» Task brief
Return a copy of each line that holds the string "Learn".

» Given records
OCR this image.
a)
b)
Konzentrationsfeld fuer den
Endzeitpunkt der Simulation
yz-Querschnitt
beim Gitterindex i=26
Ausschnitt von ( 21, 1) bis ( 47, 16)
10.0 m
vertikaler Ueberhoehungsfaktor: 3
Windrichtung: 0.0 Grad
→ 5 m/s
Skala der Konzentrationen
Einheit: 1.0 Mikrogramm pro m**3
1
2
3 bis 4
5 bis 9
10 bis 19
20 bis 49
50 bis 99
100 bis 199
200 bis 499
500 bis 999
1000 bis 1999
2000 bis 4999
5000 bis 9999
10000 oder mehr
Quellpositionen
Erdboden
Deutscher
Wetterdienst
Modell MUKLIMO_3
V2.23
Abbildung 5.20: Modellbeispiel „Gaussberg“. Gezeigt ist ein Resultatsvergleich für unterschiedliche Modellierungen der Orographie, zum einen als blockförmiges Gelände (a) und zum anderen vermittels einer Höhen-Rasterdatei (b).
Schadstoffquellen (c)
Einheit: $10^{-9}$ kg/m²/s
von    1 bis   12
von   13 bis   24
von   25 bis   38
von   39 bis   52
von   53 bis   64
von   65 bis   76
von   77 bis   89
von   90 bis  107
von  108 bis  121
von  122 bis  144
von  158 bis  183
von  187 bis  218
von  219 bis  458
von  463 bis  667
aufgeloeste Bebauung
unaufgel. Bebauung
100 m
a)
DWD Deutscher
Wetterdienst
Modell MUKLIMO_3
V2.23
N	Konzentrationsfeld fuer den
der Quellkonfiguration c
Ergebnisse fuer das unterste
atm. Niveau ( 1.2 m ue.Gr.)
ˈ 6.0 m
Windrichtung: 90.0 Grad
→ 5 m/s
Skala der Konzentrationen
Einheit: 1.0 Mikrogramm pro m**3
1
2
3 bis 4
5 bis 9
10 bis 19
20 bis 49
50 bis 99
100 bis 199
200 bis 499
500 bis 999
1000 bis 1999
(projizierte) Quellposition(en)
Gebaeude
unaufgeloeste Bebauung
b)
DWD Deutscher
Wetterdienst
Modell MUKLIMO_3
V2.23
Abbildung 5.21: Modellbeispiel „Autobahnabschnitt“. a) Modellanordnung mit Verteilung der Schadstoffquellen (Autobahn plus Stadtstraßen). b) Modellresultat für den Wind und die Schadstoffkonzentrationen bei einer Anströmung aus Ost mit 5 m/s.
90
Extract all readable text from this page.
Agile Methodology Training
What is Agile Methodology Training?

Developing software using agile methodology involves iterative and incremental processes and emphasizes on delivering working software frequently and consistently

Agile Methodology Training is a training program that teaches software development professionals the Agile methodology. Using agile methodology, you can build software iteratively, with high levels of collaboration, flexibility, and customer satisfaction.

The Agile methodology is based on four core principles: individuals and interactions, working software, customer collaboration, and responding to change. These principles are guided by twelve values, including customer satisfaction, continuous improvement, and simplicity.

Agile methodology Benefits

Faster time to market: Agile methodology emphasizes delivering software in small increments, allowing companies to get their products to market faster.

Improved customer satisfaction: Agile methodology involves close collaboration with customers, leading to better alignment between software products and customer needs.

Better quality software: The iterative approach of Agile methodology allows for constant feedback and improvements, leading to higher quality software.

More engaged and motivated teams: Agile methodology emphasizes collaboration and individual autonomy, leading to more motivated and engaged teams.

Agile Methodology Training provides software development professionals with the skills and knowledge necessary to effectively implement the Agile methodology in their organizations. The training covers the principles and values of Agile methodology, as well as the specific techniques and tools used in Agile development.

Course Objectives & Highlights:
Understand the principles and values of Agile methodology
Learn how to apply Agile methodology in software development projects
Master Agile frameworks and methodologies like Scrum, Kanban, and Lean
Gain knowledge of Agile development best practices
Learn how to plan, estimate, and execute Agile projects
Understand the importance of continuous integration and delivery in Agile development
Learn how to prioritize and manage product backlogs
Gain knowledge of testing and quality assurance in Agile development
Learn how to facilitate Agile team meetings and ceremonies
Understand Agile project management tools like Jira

» Response
Learn how to apply Agile methodology in software development projects
Learn how to plan, estimate, and execute Agile projects
Learn how to prioritize and manage product backlogs
Learn how to facilitate Agile team meetings and ceremonies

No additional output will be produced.